Find the string "pokytis" and gather every line that holds it.

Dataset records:

============================================================

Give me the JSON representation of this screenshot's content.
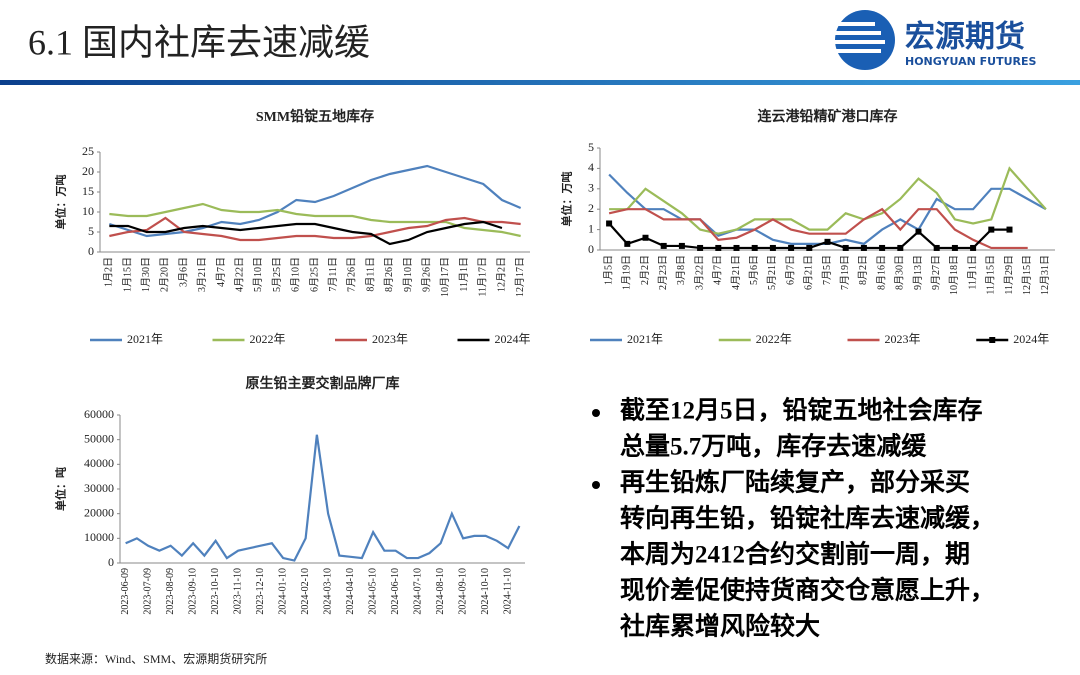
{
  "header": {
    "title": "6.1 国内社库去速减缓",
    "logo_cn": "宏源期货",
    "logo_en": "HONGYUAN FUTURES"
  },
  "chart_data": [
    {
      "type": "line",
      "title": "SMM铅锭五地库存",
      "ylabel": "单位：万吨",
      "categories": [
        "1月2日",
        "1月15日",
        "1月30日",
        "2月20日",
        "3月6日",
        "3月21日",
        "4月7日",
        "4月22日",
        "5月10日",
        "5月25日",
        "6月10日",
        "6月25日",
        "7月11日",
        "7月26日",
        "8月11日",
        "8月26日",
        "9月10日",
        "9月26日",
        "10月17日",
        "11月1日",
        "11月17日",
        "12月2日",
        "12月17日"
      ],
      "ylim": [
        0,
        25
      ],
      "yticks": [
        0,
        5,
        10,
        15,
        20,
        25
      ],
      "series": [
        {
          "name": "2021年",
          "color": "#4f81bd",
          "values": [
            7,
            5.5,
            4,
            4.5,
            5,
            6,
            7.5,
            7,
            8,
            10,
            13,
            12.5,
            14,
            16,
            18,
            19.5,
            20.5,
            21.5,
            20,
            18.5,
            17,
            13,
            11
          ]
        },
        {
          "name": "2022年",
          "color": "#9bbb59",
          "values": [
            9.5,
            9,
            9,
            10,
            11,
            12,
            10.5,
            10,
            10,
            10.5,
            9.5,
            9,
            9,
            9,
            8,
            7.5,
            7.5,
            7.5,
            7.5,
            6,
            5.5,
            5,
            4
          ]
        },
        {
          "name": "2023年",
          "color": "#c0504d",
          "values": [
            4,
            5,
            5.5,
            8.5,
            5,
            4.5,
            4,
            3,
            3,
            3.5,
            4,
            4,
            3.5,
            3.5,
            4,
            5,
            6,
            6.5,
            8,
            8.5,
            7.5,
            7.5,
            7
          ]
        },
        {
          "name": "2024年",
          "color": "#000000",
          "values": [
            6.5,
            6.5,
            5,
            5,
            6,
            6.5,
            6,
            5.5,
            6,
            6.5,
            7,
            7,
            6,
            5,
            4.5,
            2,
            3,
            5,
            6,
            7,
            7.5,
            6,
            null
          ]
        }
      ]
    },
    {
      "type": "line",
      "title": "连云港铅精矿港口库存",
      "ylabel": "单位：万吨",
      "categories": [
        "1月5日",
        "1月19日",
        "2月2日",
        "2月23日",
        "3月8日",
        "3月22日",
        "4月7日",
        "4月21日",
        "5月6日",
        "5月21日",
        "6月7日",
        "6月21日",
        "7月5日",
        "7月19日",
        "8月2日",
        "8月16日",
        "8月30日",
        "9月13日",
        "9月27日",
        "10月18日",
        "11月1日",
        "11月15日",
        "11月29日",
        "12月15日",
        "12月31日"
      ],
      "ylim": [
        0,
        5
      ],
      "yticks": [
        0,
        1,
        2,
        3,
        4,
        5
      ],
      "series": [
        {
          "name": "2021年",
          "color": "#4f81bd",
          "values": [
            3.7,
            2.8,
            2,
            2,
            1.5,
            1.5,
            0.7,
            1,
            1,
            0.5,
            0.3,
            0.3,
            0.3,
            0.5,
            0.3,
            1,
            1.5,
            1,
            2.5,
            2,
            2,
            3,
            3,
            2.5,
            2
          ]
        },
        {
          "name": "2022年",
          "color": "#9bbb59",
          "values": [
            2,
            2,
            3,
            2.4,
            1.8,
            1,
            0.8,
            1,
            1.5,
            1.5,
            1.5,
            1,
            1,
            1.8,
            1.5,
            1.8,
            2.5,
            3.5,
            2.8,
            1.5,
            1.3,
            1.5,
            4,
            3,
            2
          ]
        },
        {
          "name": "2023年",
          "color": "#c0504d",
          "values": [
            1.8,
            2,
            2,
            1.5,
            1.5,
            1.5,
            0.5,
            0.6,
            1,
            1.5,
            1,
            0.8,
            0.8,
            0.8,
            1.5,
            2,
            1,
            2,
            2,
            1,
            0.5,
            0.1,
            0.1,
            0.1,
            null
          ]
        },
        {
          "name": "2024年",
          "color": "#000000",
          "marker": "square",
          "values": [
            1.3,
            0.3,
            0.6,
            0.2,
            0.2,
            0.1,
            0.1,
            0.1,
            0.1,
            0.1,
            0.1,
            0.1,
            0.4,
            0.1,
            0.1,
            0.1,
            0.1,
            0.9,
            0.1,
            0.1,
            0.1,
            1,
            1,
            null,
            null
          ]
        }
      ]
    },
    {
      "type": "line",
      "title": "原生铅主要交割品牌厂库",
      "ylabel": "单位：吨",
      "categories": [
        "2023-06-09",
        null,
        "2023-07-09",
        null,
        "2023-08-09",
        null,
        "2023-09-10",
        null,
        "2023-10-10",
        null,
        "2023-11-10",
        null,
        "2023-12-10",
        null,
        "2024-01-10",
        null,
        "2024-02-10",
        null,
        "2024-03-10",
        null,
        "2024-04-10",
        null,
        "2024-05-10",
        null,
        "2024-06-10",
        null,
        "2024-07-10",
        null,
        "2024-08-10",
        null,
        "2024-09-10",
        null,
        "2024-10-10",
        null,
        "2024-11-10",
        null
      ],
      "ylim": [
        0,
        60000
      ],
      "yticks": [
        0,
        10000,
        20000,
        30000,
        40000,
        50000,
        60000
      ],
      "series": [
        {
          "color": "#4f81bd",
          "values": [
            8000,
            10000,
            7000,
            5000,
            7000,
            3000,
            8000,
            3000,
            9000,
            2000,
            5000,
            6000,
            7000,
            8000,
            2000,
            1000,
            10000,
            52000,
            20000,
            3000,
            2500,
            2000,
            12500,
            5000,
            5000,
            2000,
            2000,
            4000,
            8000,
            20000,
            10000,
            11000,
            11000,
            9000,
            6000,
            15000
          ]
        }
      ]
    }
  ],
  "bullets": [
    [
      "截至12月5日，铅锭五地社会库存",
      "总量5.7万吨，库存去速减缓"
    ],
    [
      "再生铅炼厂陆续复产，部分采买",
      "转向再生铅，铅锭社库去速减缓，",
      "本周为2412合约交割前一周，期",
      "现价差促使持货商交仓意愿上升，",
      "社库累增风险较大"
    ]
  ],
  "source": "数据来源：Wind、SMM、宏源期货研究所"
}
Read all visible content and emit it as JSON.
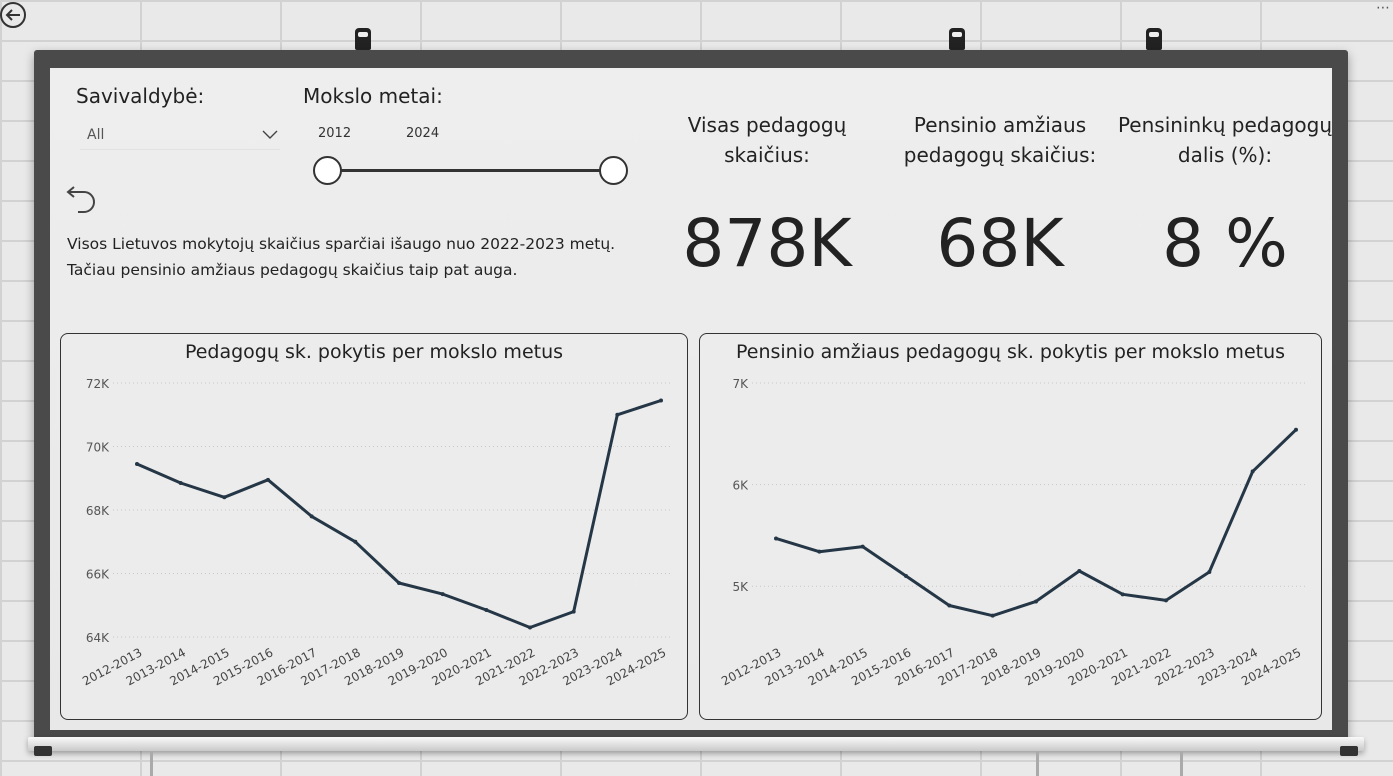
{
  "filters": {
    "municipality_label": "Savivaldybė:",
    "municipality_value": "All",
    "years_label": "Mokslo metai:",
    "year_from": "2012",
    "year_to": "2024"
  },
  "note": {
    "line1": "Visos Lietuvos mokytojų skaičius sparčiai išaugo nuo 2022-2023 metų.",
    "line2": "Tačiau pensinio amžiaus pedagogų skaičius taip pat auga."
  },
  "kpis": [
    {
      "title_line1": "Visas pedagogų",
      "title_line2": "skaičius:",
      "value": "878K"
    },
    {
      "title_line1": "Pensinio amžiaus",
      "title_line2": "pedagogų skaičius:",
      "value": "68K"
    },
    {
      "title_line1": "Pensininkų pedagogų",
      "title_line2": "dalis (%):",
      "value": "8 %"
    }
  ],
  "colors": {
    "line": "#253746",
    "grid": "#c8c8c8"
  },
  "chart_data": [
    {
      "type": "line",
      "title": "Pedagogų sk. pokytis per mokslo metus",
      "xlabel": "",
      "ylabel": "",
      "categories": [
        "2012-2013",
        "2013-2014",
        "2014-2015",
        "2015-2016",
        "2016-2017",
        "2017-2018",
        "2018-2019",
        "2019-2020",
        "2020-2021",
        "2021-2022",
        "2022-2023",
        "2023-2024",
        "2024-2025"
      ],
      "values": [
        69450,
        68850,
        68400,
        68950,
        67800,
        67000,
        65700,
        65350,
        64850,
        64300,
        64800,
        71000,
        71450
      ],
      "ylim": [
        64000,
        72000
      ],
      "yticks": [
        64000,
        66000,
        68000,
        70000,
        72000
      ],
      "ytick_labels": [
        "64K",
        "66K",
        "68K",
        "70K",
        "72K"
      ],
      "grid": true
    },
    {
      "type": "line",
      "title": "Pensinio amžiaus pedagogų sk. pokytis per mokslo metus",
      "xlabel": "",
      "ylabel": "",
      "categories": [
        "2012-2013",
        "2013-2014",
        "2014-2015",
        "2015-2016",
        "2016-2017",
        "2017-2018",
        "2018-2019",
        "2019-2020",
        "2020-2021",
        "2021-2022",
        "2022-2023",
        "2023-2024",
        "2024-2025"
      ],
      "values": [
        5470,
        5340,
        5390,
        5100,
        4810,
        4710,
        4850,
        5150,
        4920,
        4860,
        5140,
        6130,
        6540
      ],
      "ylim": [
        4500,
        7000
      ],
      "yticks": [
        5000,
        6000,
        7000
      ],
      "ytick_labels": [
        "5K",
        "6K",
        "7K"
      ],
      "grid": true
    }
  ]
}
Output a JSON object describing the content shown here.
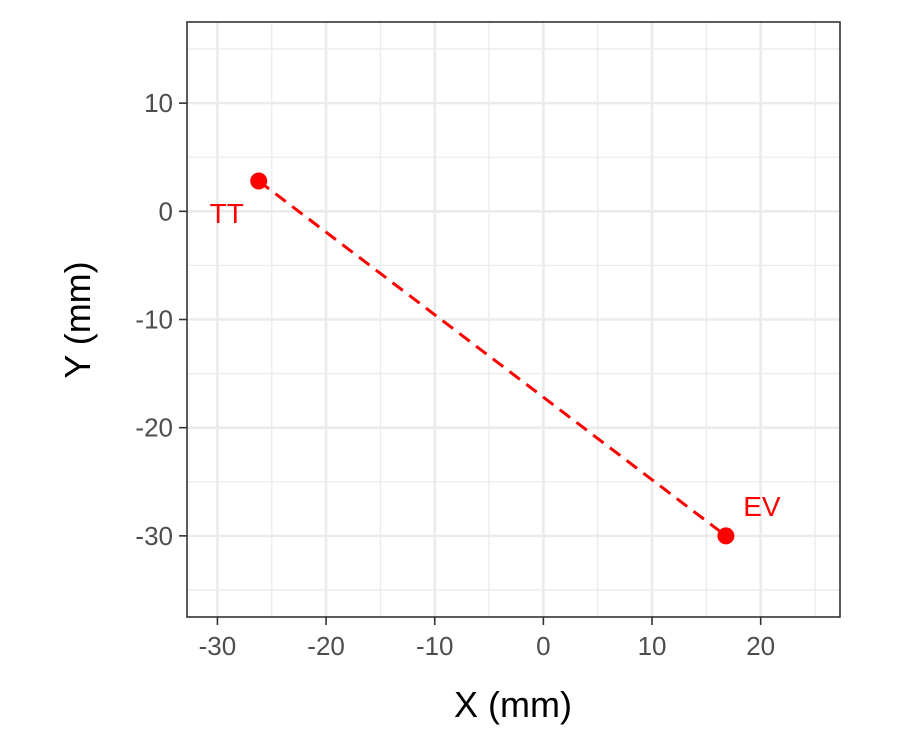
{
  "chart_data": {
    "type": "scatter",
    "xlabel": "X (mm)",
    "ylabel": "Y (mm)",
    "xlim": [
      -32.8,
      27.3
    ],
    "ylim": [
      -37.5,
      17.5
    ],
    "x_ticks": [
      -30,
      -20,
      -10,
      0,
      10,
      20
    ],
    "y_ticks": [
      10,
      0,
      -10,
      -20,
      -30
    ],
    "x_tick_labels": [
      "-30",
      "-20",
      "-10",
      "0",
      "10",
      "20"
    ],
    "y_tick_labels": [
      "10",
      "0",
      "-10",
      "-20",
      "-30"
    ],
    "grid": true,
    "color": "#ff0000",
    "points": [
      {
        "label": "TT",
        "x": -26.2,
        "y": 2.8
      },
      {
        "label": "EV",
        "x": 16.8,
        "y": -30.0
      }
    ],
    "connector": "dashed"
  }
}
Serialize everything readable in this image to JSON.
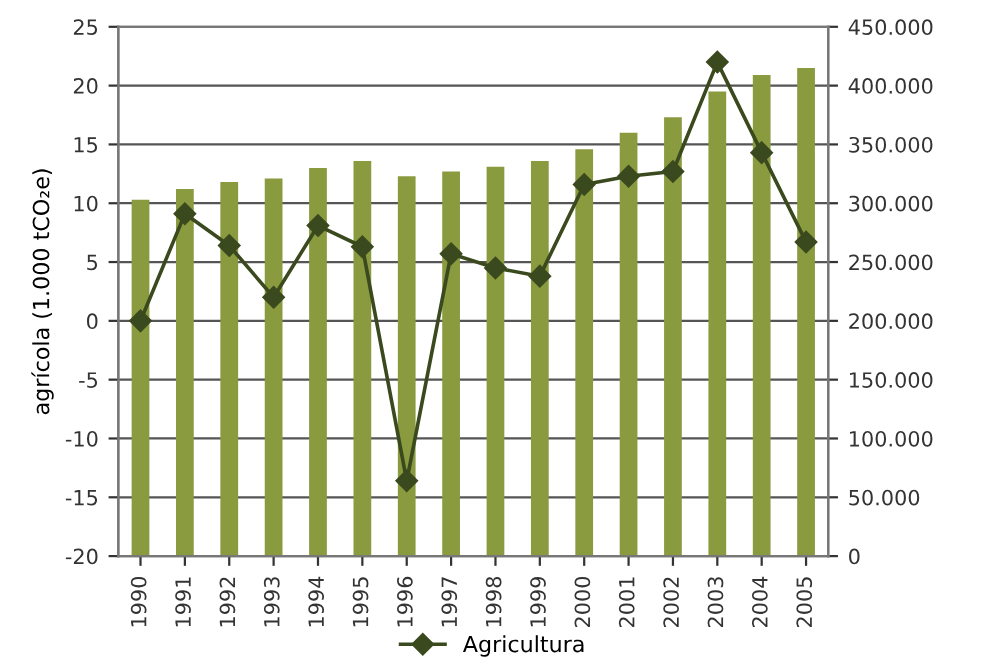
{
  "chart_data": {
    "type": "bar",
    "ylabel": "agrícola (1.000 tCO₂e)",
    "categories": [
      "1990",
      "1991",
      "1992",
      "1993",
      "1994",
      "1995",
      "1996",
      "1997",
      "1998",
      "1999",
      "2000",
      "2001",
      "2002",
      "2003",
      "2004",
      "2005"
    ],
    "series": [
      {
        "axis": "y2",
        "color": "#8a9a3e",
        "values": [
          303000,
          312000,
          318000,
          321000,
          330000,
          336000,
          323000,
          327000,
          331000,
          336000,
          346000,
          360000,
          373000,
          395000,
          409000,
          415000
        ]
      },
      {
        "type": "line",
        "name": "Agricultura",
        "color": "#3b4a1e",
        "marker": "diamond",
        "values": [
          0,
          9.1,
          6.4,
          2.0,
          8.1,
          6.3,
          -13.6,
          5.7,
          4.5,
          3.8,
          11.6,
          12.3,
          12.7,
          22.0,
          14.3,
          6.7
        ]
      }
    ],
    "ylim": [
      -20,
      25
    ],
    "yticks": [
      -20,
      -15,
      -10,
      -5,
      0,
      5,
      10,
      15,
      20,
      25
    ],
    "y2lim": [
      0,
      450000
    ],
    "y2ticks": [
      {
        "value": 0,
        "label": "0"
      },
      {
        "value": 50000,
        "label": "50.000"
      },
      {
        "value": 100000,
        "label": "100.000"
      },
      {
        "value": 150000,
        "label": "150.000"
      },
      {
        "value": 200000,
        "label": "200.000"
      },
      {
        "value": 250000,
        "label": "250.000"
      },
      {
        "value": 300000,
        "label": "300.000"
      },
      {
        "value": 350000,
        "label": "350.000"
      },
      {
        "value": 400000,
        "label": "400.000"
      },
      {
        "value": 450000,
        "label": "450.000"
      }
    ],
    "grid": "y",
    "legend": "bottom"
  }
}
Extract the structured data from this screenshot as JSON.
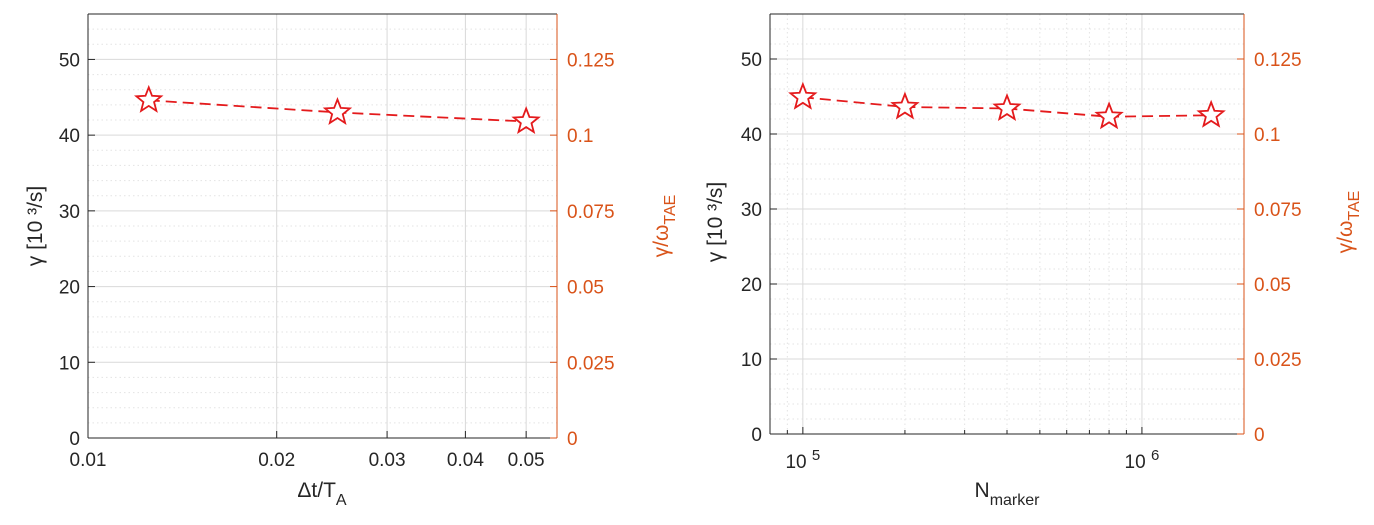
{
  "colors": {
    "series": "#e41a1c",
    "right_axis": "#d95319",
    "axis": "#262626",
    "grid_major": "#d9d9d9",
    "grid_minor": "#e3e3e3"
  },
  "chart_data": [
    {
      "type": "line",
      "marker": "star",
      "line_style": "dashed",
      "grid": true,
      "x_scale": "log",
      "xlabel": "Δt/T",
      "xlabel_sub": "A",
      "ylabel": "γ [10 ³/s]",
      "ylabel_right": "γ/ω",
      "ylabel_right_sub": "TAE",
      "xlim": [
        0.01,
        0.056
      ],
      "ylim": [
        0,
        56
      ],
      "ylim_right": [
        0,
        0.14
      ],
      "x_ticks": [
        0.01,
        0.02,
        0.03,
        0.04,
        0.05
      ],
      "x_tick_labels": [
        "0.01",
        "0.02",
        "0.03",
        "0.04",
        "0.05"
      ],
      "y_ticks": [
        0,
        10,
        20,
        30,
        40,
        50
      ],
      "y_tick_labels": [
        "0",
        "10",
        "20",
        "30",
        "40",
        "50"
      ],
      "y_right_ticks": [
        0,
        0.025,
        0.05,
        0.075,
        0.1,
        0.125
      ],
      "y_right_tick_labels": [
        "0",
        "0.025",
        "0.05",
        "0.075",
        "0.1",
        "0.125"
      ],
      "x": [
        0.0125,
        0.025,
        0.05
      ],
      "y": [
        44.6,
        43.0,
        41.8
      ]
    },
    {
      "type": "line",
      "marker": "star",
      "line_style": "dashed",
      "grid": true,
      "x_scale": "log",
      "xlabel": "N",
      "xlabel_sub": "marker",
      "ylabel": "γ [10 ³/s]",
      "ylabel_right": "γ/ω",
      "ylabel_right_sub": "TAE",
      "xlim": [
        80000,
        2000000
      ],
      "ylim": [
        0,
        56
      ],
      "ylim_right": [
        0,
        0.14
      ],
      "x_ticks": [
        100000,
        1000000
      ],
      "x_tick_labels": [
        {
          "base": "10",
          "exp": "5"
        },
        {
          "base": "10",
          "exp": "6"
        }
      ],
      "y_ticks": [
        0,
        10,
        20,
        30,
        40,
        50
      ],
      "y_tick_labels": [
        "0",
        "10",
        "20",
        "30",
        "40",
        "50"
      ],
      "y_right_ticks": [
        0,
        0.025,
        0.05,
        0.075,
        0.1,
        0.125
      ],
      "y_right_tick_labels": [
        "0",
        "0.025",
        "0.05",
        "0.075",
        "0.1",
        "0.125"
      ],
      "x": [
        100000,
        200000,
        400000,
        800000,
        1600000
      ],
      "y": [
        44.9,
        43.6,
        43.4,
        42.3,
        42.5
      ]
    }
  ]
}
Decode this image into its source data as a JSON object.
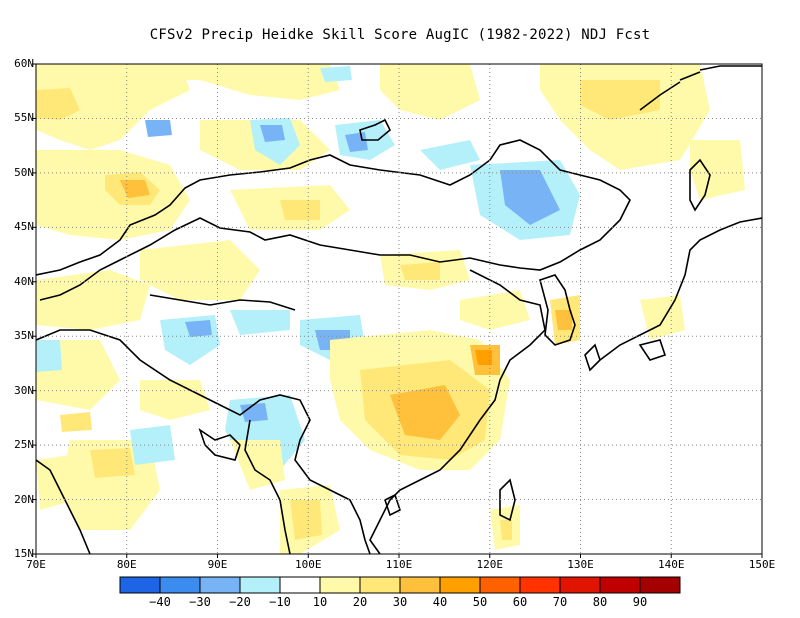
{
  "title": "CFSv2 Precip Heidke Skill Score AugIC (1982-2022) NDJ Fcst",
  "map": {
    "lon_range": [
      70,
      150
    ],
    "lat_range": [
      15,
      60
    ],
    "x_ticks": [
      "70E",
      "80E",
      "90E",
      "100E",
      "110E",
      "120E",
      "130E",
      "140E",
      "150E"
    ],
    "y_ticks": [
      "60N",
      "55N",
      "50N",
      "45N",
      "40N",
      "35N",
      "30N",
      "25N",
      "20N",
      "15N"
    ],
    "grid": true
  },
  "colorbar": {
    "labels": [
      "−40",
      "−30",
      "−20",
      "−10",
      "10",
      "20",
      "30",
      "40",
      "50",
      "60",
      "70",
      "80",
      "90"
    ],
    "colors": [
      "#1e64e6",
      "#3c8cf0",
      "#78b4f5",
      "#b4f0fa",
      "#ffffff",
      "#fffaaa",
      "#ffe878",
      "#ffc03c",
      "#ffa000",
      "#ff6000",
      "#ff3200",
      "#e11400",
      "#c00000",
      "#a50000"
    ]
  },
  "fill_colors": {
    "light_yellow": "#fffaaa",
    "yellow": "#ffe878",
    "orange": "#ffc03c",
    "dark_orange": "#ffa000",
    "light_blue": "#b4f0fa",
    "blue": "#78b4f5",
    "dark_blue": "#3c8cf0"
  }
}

============================================================

## SOLUTION TO THIS PROBLEM
      "title": "Pedagogų sk. pokytis per mokslo metus",
      "title": "Pensinio amžiaus pedagogų sk. pokytis per mokslo metus",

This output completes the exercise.